Warming-driven lightning frequency increases may influence the burning rate within the circumpolar Arctic and influence vegetation productivity (GPP). We considered wildfire occurrence within the different Arctic sectors (Russian, North American, and Scandinavian). We used satellite-derived (MODIS) data to document changes in the occurrence and geographic extent of wildfires and vegetation productivity. Correlation analysis was used to determine environmental variables (lightning occurrence, air temperature, precipitation, soil and terrestrial moisture content) associated with a change in wildfires. Within the Arctic, the majority (>75%) of wildfires occurred in Russia (and ca. 65% in Eastern Siberia). We found that lightning occurrence increase and moisture are primary factors that meditate the fire frequency in the Arctic. Throughout the Arctic, warming-driven lightning influences fire occurrence observed mainly in Eastern Siberia (>40% of explained variance). Similar values (ca. 40%) at the scale of Eurasia and the entire Arctic are attributed to Eastern Siberia input. Driving by increased lightning and warming, the fires’ occurrence boundary is shifting northward and already reached the Arctic Ocean coast in Eastern Siberia. The boundary’s extreme shifts synchronized with air temperature extremes (heat waves). Despite the increased burning rate, vegetation productivity rapidly (5–10 y) recovered to pre-fire levels within burns. Together with increasing GPP trends throughout the Arctic, that may offset fires-caused carbon release and maintain the status of the Arctic as a carbon sink.

Region and label listings:
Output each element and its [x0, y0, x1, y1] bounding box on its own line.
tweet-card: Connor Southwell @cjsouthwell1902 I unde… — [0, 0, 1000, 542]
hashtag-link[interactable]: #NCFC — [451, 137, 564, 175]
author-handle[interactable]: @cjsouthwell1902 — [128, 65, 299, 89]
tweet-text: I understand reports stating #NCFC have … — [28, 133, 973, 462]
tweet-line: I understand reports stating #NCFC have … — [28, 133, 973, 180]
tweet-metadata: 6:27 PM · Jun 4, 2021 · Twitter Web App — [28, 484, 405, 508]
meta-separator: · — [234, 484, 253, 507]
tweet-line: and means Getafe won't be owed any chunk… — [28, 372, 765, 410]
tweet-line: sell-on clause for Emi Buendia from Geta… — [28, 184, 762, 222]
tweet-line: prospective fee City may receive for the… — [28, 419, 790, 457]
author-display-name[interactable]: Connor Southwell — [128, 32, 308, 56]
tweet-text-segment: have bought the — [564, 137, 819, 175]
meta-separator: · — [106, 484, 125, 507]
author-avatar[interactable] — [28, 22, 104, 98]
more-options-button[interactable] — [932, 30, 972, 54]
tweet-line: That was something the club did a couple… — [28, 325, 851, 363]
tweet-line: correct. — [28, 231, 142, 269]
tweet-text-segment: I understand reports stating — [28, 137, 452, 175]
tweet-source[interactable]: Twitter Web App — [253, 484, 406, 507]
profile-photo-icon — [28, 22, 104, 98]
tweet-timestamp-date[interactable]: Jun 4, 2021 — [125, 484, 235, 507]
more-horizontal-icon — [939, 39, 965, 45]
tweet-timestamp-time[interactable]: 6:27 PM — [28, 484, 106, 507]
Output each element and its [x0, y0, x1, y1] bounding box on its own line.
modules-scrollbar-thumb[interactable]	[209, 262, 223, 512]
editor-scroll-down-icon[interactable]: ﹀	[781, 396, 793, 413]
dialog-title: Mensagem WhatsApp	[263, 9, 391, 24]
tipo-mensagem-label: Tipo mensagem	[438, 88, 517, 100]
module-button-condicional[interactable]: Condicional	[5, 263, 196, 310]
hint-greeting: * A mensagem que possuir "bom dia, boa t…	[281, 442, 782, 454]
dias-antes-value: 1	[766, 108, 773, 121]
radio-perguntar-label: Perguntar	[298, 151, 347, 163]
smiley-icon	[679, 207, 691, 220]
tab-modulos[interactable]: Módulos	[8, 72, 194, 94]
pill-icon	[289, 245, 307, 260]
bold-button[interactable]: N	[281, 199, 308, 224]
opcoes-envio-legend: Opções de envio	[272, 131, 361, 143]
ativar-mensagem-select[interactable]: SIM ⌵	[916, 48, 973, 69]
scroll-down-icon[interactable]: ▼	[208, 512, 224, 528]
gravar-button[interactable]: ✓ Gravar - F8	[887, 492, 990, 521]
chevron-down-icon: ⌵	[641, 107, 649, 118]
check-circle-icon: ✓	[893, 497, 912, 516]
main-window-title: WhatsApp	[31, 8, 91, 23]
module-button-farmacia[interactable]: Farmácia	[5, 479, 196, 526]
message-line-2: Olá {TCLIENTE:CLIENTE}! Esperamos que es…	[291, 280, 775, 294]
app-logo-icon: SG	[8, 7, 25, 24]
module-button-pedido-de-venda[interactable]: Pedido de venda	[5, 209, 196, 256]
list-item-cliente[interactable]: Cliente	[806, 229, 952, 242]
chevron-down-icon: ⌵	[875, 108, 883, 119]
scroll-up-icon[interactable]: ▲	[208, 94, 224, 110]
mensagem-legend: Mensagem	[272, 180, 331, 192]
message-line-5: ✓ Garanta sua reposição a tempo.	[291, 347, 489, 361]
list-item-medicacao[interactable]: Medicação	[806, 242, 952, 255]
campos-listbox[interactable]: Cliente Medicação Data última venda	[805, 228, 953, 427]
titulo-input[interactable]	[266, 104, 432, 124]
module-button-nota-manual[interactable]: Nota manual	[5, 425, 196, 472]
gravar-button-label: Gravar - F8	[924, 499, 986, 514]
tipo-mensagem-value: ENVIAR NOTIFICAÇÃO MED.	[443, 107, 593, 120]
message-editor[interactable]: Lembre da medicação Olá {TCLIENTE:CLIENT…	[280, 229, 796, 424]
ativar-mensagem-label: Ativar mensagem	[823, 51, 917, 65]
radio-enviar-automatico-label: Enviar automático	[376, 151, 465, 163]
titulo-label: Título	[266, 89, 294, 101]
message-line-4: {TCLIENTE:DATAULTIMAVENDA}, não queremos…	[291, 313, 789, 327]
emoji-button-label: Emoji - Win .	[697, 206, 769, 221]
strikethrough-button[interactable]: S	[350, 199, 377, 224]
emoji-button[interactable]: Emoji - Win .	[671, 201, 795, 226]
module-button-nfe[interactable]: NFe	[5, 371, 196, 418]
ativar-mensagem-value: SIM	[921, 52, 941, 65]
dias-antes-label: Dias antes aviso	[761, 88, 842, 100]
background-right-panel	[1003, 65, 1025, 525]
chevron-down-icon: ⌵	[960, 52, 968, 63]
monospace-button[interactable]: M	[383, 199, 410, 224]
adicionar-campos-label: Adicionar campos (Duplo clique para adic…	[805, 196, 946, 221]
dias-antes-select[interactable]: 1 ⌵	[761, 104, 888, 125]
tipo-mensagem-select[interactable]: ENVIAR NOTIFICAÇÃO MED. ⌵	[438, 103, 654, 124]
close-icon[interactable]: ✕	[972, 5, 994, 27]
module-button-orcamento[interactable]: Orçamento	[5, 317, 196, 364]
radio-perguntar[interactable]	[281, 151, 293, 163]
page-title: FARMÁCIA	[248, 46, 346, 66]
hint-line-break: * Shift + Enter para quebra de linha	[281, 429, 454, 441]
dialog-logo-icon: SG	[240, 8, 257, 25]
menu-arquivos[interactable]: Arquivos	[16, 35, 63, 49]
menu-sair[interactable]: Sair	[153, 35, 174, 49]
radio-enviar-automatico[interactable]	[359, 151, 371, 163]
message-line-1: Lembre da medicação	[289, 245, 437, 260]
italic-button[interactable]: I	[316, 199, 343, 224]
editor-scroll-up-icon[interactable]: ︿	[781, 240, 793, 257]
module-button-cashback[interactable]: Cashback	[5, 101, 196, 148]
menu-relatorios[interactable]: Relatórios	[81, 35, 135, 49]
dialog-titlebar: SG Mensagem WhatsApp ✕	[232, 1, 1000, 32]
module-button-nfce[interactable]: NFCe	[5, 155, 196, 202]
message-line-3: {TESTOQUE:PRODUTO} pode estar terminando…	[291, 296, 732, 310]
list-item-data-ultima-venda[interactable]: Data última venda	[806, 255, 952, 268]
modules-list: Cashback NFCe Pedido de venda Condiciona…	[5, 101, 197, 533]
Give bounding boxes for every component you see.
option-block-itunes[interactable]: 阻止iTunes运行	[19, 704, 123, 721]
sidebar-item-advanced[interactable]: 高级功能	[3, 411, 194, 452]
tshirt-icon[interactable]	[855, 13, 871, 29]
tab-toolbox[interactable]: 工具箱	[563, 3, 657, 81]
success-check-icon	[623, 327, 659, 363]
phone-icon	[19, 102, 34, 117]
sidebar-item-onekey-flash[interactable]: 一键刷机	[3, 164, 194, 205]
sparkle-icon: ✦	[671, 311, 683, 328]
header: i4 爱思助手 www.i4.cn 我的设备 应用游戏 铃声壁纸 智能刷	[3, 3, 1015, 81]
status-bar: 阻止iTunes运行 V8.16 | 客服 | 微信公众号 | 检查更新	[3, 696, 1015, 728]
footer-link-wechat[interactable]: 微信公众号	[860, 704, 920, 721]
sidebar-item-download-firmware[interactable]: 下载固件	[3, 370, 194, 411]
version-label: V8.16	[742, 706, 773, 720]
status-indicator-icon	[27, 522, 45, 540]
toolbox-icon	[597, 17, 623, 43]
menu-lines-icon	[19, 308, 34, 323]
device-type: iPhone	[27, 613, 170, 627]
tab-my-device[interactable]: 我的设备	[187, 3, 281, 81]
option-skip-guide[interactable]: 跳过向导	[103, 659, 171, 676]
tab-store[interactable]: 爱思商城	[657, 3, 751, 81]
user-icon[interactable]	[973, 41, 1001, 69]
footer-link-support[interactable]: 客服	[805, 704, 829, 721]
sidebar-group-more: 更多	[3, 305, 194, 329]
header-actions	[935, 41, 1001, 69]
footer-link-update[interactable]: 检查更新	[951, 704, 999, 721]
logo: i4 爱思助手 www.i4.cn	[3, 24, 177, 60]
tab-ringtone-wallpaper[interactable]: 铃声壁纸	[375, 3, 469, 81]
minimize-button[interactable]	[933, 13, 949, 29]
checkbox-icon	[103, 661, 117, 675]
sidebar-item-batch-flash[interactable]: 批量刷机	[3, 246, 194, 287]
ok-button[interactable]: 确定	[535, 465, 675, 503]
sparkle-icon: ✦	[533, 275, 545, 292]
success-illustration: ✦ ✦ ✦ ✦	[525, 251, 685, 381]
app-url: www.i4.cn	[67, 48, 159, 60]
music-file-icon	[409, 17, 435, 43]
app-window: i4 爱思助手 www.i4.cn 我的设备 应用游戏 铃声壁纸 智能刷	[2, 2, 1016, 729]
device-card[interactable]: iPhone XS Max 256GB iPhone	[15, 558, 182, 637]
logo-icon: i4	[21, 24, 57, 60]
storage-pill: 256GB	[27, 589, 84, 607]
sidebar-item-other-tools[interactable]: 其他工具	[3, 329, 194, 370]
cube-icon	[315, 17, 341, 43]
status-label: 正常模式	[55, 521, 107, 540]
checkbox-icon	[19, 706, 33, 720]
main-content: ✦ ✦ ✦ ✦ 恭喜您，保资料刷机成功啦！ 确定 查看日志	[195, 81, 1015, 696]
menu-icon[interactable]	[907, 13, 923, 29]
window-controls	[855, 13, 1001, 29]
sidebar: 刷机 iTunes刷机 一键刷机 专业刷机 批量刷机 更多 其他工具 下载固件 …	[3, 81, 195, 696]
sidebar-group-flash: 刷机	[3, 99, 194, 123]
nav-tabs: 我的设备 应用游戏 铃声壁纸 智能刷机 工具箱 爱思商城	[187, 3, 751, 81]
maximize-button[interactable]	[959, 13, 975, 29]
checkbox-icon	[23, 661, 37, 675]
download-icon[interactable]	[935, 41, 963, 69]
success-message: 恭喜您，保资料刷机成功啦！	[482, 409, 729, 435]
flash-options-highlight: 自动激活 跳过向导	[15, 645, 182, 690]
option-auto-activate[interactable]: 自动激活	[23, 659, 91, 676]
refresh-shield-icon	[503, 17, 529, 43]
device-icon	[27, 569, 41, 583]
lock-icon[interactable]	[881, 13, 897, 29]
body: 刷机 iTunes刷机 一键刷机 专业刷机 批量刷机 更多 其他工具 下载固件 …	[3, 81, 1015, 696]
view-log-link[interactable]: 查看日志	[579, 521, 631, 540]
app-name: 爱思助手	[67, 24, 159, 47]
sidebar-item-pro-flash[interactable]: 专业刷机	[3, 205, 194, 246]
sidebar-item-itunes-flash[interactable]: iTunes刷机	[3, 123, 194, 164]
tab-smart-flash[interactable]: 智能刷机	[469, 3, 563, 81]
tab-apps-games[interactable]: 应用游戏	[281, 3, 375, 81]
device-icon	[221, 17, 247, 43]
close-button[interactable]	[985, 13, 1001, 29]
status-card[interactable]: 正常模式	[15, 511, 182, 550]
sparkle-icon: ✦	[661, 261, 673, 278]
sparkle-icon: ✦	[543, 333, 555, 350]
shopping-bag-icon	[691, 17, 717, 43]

■ What is asked:
Please carry on the passage on Arctic wildfires and lightning from the point where it stops. This data has no connection to the passage on Arctic wildfires and lightning.

■ Expected answer:
1. Introduction

Throughout Holocene, wildfire is a major natural factor that shapes boreal forest communities’ structure and successions [1,2,3]. Fire has long been the primary disturbance agent for vast taiga landscapes. However, wildfires are a recent driver for tundra ecosystem dynamics. Since the onset of the current warming, the burning rate has increased throughout the boreal biome, including, alongside forested areas, the Arctic tundra [4,5]. It has been known that the fire regime is determined by fuel availability, fuel flammability, and a fire ignition source. Fuel in the Arctic tundra and forest-tundra is available as open forests, woody shrubs, moss, lichens and herbaceous species, and peat deposits. Current warming may increase fuel flammability by moisture decrease.

The dominant source of fire ignition (>90%) at high latitudes is lightning strikes [6].

Meanwhile, lightning activity is non-linearly dependent on temperature [7]. Krause et al. [8] showed that global cloud-to-ground lightning activity would increase by up to 21.3% for the RCP85 projection at the end of the century. Although the international burned area will be slightly affected by these changes, significant burned area increases (over 100%) are expected in high-latitude regions. Recent studies [9] showed that warming will lead to a global decrease in lightning. However, that decrease will be observed geographically at low latitudes, whereas lightning activity will increase in the Arctic. Data obtained by World Wide Lightning Location Network (WWLLN) indicated an increase in lightning frequency during the recent decade [10]. Atmospheric warming leads to an increase in lightning frequency in the Arctic [11].

Consequently, it has the potential to further increase the burning rate throughout the Arctic, including the Greenland tundra [3,12,13,14]. The fire return interval in the northern areas has shortened from that reported earlier [15,16]. Arctic fires coupled with warming tend to transform tundra into shrublands [17] and potentially accelerate the northward expansion of trees [18,19,20]. However, our knowledge of the warming-driven lightning influence on the fire in the Arctic is still poor [5].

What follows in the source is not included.